## Requirement
Your answer should be one number: how many lines of the data include the string "type"?

Chart and figure data
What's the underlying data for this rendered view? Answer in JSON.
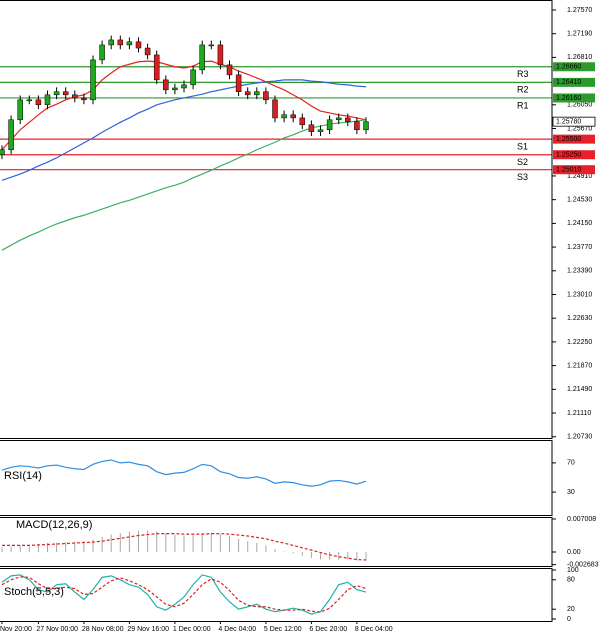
{
  "chart_data": [
    {
      "type": "candlestick",
      "categories": [
        "Nov 20:00",
        null,
        null,
        null,
        "27 Nov 00:00",
        null,
        null,
        null,
        null,
        "28 Nov 08:00",
        null,
        null,
        null,
        null,
        "29 Nov 16:00",
        null,
        null,
        null,
        null,
        "1 Dec 00:00",
        null,
        null,
        null,
        null,
        "4 Dec 04:00",
        null,
        null,
        null,
        null,
        "5 Dec 12:00",
        null,
        null,
        null,
        null,
        "6 Dec 20:00",
        null,
        null,
        null,
        null,
        "8 Dec 04:00",
        null
      ],
      "open": [
        1.2525,
        1.2533,
        1.2581,
        1.2613,
        1.2613,
        1.2605,
        1.2621,
        1.2626,
        1.2621,
        1.2616,
        1.2613,
        1.2677,
        1.2701,
        1.2709,
        1.2701,
        1.2706,
        1.2696,
        1.2685,
        1.2645,
        1.2629,
        1.2632,
        1.2637,
        1.2661,
        1.2701,
        1.2701,
        1.2669,
        1.2653,
        1.2626,
        1.2621,
        1.2626,
        1.2613,
        1.2584,
        1.2589,
        1.2584,
        1.2573,
        1.2562,
        1.2565,
        1.2581,
        1.2584,
        1.2578,
        1.2565
      ],
      "high": [
        1.254,
        1.2588,
        1.262,
        1.262,
        1.262,
        1.2628,
        1.2633,
        1.2633,
        1.2628,
        1.2623,
        1.2684,
        1.2708,
        1.2716,
        1.2716,
        1.2713,
        1.2713,
        1.2703,
        1.2692,
        1.2652,
        1.2639,
        1.2644,
        1.2668,
        1.2708,
        1.2708,
        1.2708,
        1.2676,
        1.266,
        1.2633,
        1.2633,
        1.2633,
        1.262,
        1.2596,
        1.2596,
        1.2591,
        1.258,
        1.2572,
        1.2588,
        1.2591,
        1.2591,
        1.2585,
        1.2585
      ],
      "low": [
        1.2518,
        1.2526,
        1.2574,
        1.2606,
        1.2598,
        1.2598,
        1.2614,
        1.2614,
        1.2609,
        1.2606,
        1.2606,
        1.267,
        1.2694,
        1.2694,
        1.2694,
        1.2689,
        1.2678,
        1.2638,
        1.2622,
        1.2622,
        1.2625,
        1.263,
        1.2654,
        1.2694,
        1.2662,
        1.2646,
        1.2619,
        1.2614,
        1.2614,
        1.2606,
        1.2577,
        1.2577,
        1.2577,
        1.2566,
        1.2555,
        1.2555,
        1.2558,
        1.2574,
        1.2571,
        1.2558,
        1.2558
      ],
      "close": [
        1.2533,
        1.2581,
        1.2613,
        1.2613,
        1.2605,
        1.2621,
        1.2626,
        1.2621,
        1.2616,
        1.2613,
        1.2677,
        1.2701,
        1.2709,
        1.2701,
        1.2706,
        1.2696,
        1.2685,
        1.2645,
        1.2629,
        1.2632,
        1.2637,
        1.2661,
        1.2701,
        1.2701,
        1.2669,
        1.2653,
        1.2626,
        1.2621,
        1.2626,
        1.2613,
        1.2584,
        1.2589,
        1.2584,
        1.2573,
        1.2562,
        1.2565,
        1.2581,
        1.2584,
        1.2578,
        1.2565,
        1.2578
      ],
      "up_color": "#1fa81f",
      "down_color": "#d42020",
      "series": [
        {
          "color": "#e8201e",
          "values": [
            1.2533,
            1.2549,
            1.2565,
            1.2577,
            1.2589,
            1.26,
            1.2606,
            1.2613,
            1.2618,
            1.2621,
            1.2629,
            1.2645,
            1.2656,
            1.2666,
            1.267,
            1.2674,
            1.2675,
            1.2674,
            1.267,
            1.2666,
            1.2664,
            1.2667,
            1.2674,
            1.2675,
            1.267,
            1.2666,
            1.2659,
            1.2654,
            1.2648,
            1.2642,
            1.2635,
            1.2629,
            1.2621,
            1.2613,
            1.2603,
            1.2595,
            1.2592,
            1.2589,
            1.2587,
            1.2584,
            1.2581
          ]
        },
        {
          "color": "#3060e0",
          "values": [
            1.2484,
            1.2489,
            1.2494,
            1.25,
            1.2507,
            1.2513,
            1.252,
            1.2528,
            1.2536,
            1.2544,
            1.2552,
            1.2561,
            1.2569,
            1.2577,
            1.2584,
            1.2592,
            1.2598,
            1.2605,
            1.2609,
            1.2613,
            1.2616,
            1.2619,
            1.2622,
            1.2626,
            1.2629,
            1.2632,
            1.2635,
            1.2638,
            1.264,
            1.2642,
            1.2643,
            1.2645,
            1.2645,
            1.2645,
            1.2643,
            1.2642,
            1.264,
            1.2638,
            1.2637,
            1.2635,
            1.2634
          ]
        },
        {
          "color": "#3cb060",
          "values": [
            1.2372,
            1.238,
            1.2388,
            1.2395,
            1.2401,
            1.2408,
            1.2414,
            1.2419,
            1.2424,
            1.2428,
            1.2433,
            1.2438,
            1.2443,
            1.2448,
            1.2452,
            1.2457,
            1.2462,
            1.2467,
            1.2472,
            1.2476,
            1.2481,
            1.2488,
            1.2494,
            1.25,
            1.2507,
            1.2513,
            1.252,
            1.2526,
            1.2533,
            1.2539,
            1.2545,
            1.2552,
            1.2557,
            1.2563,
            1.2568,
            1.2571,
            1.2574,
            1.2576,
            1.2577,
            1.2579,
            1.2581
          ]
        }
      ],
      "levels": [
        {
          "name": "R3",
          "value": 1.2666,
          "label": "1.26660",
          "color": "#2e9a2e"
        },
        {
          "name": "R2",
          "value": 1.2641,
          "label": "1.26410",
          "color": "#2e9a2e"
        },
        {
          "name": "R1",
          "value": 1.2616,
          "label": "1.26160",
          "color": "#2e9a2e"
        },
        {
          "name": "S1",
          "value": 1.255,
          "label": "1.25500",
          "color": "#e8202a"
        },
        {
          "name": "S2",
          "value": 1.2525,
          "label": "1.25250",
          "color": "#e8202a"
        },
        {
          "name": "S3",
          "value": 1.2501,
          "label": "1.25010",
          "color": "#e8202a"
        }
      ],
      "last_price": {
        "value": 1.2578,
        "label": "1.25780"
      },
      "ylim": [
        1.2071,
        1.2773
      ],
      "yticks": [
        {
          "value": 1.2757,
          "label": "1.27570"
        },
        {
          "value": 1.2719,
          "label": "1.27190"
        },
        {
          "value": 1.2681,
          "label": "1.26810"
        },
        {
          "value": 1.2605,
          "label": "1.26050"
        },
        {
          "value": 1.2567,
          "label": "1.25670"
        },
        {
          "value": 1.2491,
          "label": "1.24910"
        },
        {
          "value": 1.2453,
          "label": "1.24530"
        },
        {
          "value": 1.2415,
          "label": "1.24150"
        },
        {
          "value": 1.2377,
          "label": "1.23770"
        },
        {
          "value": 1.2339,
          "label": "1.23390"
        },
        {
          "value": 1.2301,
          "label": "1.23010"
        },
        {
          "value": 1.2263,
          "label": "1.22630"
        },
        {
          "value": 1.2225,
          "label": "1.22250"
        },
        {
          "value": 1.2187,
          "label": "1.21870"
        },
        {
          "value": 1.2149,
          "label": "1.21490"
        },
        {
          "value": 1.2111,
          "label": "1.21110"
        },
        {
          "value": 1.2073,
          "label": "1.20730"
        }
      ]
    },
    {
      "type": "line",
      "label": "RSI(14)",
      "series": [
        {
          "color": "#2f8fe0",
          "values": [
            60,
            64,
            66,
            65,
            63,
            66,
            67,
            64,
            62,
            61,
            68,
            72,
            74,
            70,
            71,
            68,
            66,
            58,
            54,
            56,
            57,
            62,
            68,
            66,
            58,
            55,
            50,
            49,
            51,
            48,
            42,
            44,
            43,
            40,
            38,
            40,
            45,
            46,
            44,
            41,
            45
          ]
        }
      ],
      "ylim": [
        0,
        100
      ],
      "yticks": [
        70,
        30
      ]
    },
    {
      "type": "macd",
      "label": "MACD(12,26,9)",
      "histogram": {
        "color": "#a8a8a8",
        "values": [
          0.001,
          0.0012,
          0.0014,
          0.0015,
          0.0017,
          0.0019,
          0.002,
          0.0021,
          0.0022,
          0.0023,
          0.0027,
          0.0032,
          0.0037,
          0.004,
          0.0043,
          0.0045,
          0.0046,
          0.0044,
          0.004,
          0.0037,
          0.0035,
          0.0036,
          0.004,
          0.0041,
          0.0038,
          0.0034,
          0.0028,
          0.0023,
          0.0019,
          0.0014,
          0.0006,
          0.0001,
          -0.0003,
          -0.0008,
          -0.0013,
          -0.0016,
          -0.0016,
          -0.0016,
          -0.0016,
          -0.0018,
          -0.0017
        ]
      },
      "signal": {
        "color": "#e02020",
        "dash": true,
        "values": [
          0.0014,
          0.0014,
          0.0014,
          0.0014,
          0.0015,
          0.0016,
          0.0017,
          0.0018,
          0.0019,
          0.002,
          0.0021,
          0.0023,
          0.0026,
          0.0029,
          0.0032,
          0.0035,
          0.0037,
          0.0039,
          0.0039,
          0.0039,
          0.0038,
          0.0038,
          0.0038,
          0.0039,
          0.0039,
          0.0038,
          0.0036,
          0.0034,
          0.0031,
          0.0028,
          0.0023,
          0.0019,
          0.0014,
          0.0009,
          0.0004,
          -0.0001,
          -0.0006,
          -0.001,
          -0.0013,
          -0.0016,
          -0.0017
        ]
      },
      "ylim": [
        -0.00297,
        0.00743
      ],
      "yticks": [
        0.007008,
        {
          "value": 0,
          "label": "0.00"
        },
        -0.002683
      ]
    },
    {
      "type": "line",
      "label": "Stoch(5,5,3)",
      "series": [
        {
          "color": "#20b2aa",
          "values": [
            75,
            88,
            90,
            80,
            60,
            55,
            70,
            72,
            55,
            40,
            60,
            85,
            88,
            80,
            70,
            65,
            50,
            25,
            18,
            30,
            45,
            70,
            90,
            85,
            55,
            35,
            20,
            25,
            30,
            20,
            15,
            18,
            22,
            18,
            10,
            15,
            40,
            70,
            75,
            60,
            55
          ]
        },
        {
          "color": "#e02020",
          "dash": true,
          "values": [
            70,
            80,
            86,
            85,
            72,
            62,
            62,
            65,
            62,
            50,
            52,
            65,
            78,
            84,
            78,
            70,
            60,
            45,
            30,
            25,
            32,
            50,
            70,
            82,
            75,
            58,
            38,
            28,
            25,
            25,
            20,
            18,
            18,
            20,
            16,
            14,
            22,
            40,
            60,
            68,
            62
          ]
        }
      ],
      "ylim": [
        0,
        100
      ],
      "yticks": [
        100,
        80,
        20,
        0
      ]
    }
  ]
}
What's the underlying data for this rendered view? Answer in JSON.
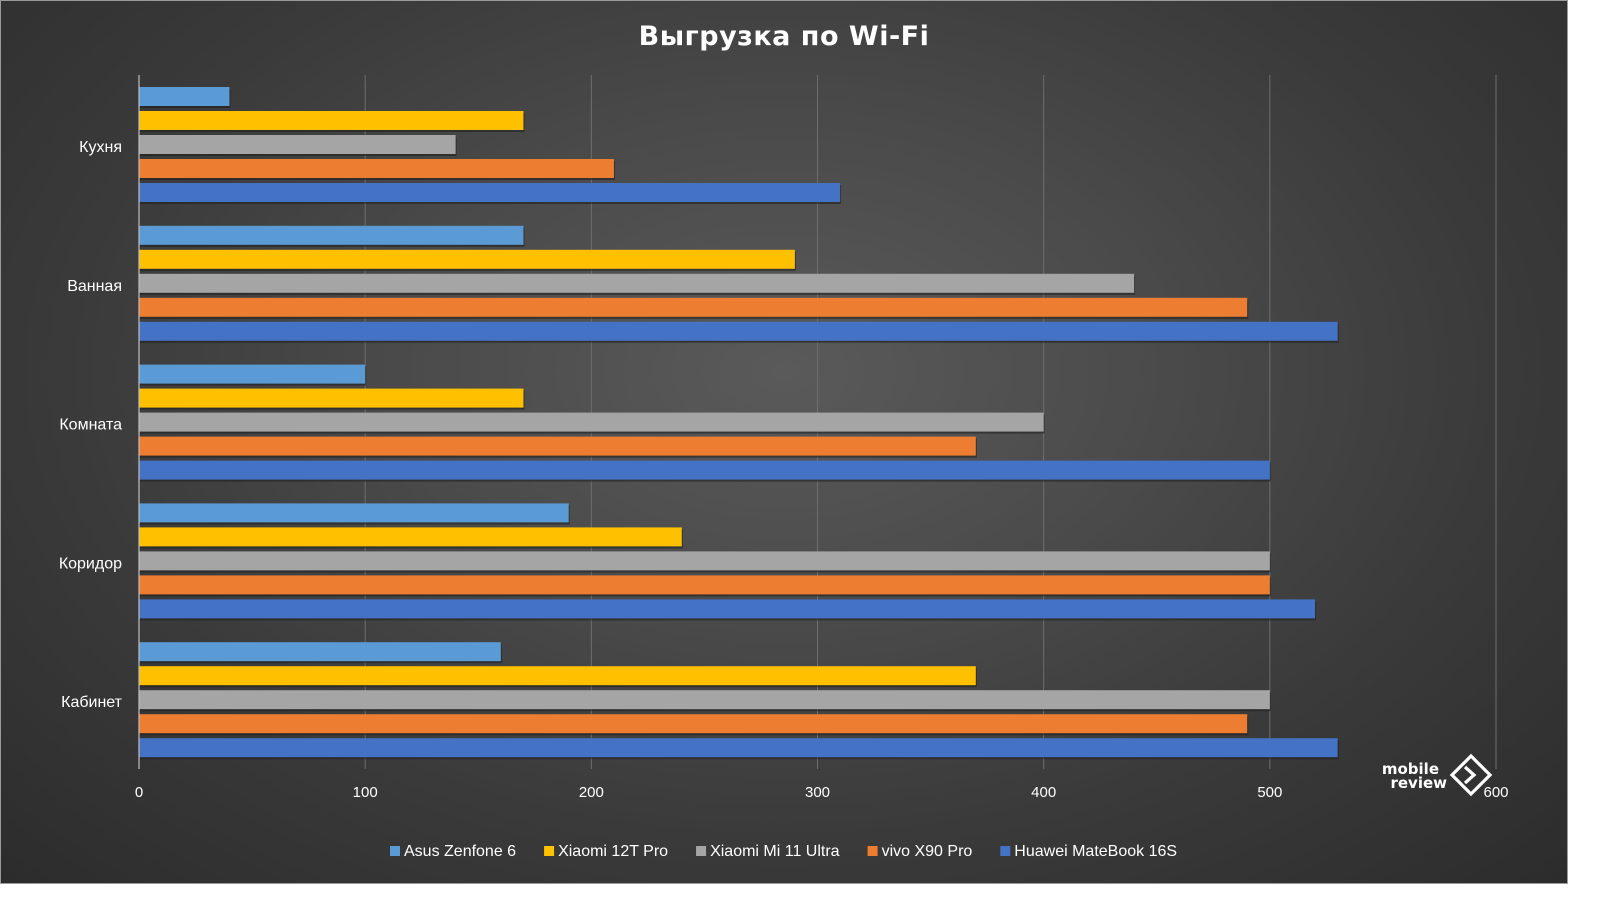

## Exercise solution
4